▶ [Input rows]
--- BEGIN ---

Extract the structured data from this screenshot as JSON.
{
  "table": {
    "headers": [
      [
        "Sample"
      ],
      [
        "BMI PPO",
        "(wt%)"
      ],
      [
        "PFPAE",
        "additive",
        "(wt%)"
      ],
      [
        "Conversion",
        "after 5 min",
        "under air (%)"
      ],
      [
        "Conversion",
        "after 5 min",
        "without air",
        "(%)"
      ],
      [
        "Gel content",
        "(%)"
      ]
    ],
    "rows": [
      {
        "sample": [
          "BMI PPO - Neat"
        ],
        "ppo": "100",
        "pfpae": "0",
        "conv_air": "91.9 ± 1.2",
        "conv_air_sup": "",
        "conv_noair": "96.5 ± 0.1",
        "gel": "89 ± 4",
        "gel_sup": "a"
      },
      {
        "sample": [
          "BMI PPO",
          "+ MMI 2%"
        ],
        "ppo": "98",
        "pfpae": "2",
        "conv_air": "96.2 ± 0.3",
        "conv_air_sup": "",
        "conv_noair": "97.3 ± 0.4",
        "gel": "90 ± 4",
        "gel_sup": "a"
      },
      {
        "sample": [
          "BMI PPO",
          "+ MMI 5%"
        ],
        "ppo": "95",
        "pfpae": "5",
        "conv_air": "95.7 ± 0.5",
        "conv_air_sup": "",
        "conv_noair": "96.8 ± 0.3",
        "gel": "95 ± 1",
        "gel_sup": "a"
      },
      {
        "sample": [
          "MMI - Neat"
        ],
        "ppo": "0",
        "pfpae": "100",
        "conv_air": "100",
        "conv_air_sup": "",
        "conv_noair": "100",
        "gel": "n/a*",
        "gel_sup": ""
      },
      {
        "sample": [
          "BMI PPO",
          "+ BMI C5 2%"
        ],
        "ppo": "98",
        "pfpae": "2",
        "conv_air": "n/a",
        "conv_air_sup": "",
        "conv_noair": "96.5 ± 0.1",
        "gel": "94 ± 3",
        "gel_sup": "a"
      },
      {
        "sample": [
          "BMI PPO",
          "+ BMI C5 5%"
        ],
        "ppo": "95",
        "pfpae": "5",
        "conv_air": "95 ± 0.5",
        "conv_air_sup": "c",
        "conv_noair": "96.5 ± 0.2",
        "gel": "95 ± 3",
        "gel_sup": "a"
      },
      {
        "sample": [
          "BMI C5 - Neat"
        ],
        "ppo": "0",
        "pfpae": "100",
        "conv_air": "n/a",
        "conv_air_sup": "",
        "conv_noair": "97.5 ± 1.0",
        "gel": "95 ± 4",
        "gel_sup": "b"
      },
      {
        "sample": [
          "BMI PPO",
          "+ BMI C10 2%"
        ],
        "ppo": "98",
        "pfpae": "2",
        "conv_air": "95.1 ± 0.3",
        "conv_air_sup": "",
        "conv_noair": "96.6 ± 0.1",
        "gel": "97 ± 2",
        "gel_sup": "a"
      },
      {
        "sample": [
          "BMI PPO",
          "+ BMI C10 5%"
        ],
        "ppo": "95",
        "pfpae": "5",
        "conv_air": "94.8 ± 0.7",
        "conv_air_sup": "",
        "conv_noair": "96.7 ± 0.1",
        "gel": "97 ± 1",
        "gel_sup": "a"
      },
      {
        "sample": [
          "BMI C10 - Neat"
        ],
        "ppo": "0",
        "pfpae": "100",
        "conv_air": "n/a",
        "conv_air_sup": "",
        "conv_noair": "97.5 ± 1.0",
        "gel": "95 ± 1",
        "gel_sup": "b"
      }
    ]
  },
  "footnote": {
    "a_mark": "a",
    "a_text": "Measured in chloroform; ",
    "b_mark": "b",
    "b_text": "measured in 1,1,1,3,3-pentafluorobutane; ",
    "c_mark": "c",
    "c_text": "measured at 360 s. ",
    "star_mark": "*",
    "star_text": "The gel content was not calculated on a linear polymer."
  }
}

--- END ---

Repeat the material above in full, quoting it exactly.

▶ [Final result]
Extract the structured data from this screenshot as JSON.
{
  "table": {
    "headers": [
      [
        "Sample"
      ],
      [
        "BMI PPO",
        "(wt%)"
      ],
      [
        "PFPAE",
        "additive",
        "(wt%)"
      ],
      [
        "Conversion",
        "after 5 min",
        "under air (%)"
      ],
      [
        "Conversion",
        "after 5 min",
        "without air",
        "(%)"
      ],
      [
        "Gel content",
        "(%)"
      ]
    ],
    "rows": [
      {
        "sample": [
          "BMI PPO - Neat"
        ],
        "ppo": "100",
        "pfpae": "0",
        "conv_air": "91.9 ± 1.2",
        "conv_air_sup": "",
        "conv_noair": "96.5 ± 0.1",
        "gel": "89 ± 4",
        "gel_sup": "a"
      },
      {
        "sample": [
          "BMI PPO",
          "+ MMI 2%"
        ],
        "ppo": "98",
        "pfpae": "2",
        "conv_air": "96.2 ± 0.3",
        "conv_air_sup": "",
        "conv_noair": "97.3 ± 0.4",
        "gel": "90 ± 4",
        "gel_sup": "a"
      },
      {
        "sample": [
          "BMI PPO",
          "+ MMI 5%"
        ],
        "ppo": "95",
        "pfpae": "5",
        "conv_air": "95.7 ± 0.5",
        "conv_air_sup": "",
        "conv_noair": "96.8 ± 0.3",
        "gel": "95 ± 1",
        "gel_sup": "a"
      },
      {
        "sample": [
          "MMI - Neat"
        ],
        "ppo": "0",
        "pfpae": "100",
        "conv_air": "100",
        "conv_air_sup": "",
        "conv_noair": "100",
        "gel": "n/a*",
        "gel_sup": ""
      },
      {
        "sample": [
          "BMI PPO",
          "+ BMI C5 2%"
        ],
        "ppo": "98",
        "pfpae": "2",
        "conv_air": "n/a",
        "conv_air_sup": "",
        "conv_noair": "96.5 ± 0.1",
        "gel": "94 ± 3",
        "gel_sup": "a"
      },
      {
        "sample": [
          "BMI PPO",
          "+ BMI C5 5%"
        ],
        "ppo": "95",
        "pfpae": "5",
        "conv_air": "95 ± 0.5",
        "conv_air_sup": "c",
        "conv_noair": "96.5 ± 0.2",
        "gel": "95 ± 3",
        "gel_sup": "a"
      },
      {
        "sample": [
          "BMI C5 - Neat"
        ],
        "ppo": "0",
        "pfpae": "100",
        "conv_air": "n/a",
        "conv_air_sup": "",
        "conv_noair": "97.5 ± 1.0",
        "gel": "95 ± 4",
        "gel_sup": "b"
      },
      {
        "sample": [
          "BMI PPO",
          "+ BMI C10 2%"
        ],
        "ppo": "98",
        "pfpae": "2",
        "conv_air": "95.1 ± 0.3",
        "conv_air_sup": "",
        "conv_noair": "96.6 ± 0.1",
        "gel": "97 ± 2",
        "gel_sup": "a"
      },
      {
        "sample": [
          "BMI PPO",
          "+ BMI C10 5%"
        ],
        "ppo": "95",
        "pfpae": "5",
        "conv_air": "94.8 ± 0.7",
        "conv_air_sup": "",
        "conv_noair": "96.7 ± 0.1",
        "gel": "97 ± 1",
        "gel_sup": "a"
      },
      {
        "sample": [
          "BMI C10 - Neat"
        ],
        "ppo": "0",
        "pfpae": "100",
        "conv_air": "n/a",
        "conv_air_sup": "",
        "conv_noair": "97.5 ± 1.0",
        "gel": "95 ± 1",
        "gel_sup": "b"
      }
    ]
  },
  "footnote": {
    "a_mark": "a",
    "a_text": "Measured in chloroform; ",
    "b_mark": "b",
    "b_text": "measured in 1,1,1,3,3-pentafluorobutane; ",
    "c_mark": "c",
    "c_text": "measured at 360 s. ",
    "star_mark": "*",
    "star_text": "The gel content was not calculated on a linear polymer."
  }
}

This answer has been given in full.